[A run of records]
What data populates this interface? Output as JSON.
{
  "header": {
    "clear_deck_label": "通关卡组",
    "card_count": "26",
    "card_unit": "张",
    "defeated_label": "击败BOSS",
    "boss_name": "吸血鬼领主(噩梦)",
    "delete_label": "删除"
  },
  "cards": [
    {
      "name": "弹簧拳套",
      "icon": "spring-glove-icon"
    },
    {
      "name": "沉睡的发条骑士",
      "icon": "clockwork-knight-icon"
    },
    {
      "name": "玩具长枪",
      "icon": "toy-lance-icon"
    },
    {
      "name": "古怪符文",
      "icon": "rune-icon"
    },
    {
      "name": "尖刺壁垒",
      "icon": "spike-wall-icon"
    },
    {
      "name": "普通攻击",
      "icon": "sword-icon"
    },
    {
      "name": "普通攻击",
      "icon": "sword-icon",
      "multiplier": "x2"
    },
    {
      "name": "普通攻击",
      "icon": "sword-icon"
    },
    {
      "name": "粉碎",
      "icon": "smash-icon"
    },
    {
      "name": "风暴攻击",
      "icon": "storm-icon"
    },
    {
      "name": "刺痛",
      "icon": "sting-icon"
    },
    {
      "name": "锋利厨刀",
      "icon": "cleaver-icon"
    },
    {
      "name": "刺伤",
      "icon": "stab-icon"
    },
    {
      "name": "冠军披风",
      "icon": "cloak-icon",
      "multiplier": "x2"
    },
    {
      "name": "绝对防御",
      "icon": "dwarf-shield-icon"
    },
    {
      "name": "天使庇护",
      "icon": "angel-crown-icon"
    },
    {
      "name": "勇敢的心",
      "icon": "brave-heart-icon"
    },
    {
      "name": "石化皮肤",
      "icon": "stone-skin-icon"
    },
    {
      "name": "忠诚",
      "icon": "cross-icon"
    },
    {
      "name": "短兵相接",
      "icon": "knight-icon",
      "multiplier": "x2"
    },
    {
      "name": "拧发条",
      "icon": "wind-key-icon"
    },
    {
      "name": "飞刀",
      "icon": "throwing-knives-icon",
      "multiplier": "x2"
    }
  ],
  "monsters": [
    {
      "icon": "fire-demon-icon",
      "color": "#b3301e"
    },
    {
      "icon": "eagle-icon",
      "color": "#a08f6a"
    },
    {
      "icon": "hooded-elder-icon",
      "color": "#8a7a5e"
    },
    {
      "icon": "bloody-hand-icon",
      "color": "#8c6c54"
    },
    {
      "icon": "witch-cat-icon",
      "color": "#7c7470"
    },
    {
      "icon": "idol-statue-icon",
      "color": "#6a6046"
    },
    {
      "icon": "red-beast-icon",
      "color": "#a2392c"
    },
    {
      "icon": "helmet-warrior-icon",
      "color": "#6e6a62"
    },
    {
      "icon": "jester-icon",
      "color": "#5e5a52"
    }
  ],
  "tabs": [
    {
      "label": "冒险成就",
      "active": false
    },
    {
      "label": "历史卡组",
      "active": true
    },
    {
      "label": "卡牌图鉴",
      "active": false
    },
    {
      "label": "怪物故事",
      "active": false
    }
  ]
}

■ What needs to be done
Find the word "color" in the records and pull out each line that has it.

■ Exercise answer
      "color": "#b3301e"
      "color": "#a08f6a"
      "color": "#8a7a5e"
      "color": "#8c6c54"
      "color": "#7c7470"
      "color": "#6a6046"
      "color": "#a2392c"
      "color": "#6e6a62"
      "color": "#5e5a52"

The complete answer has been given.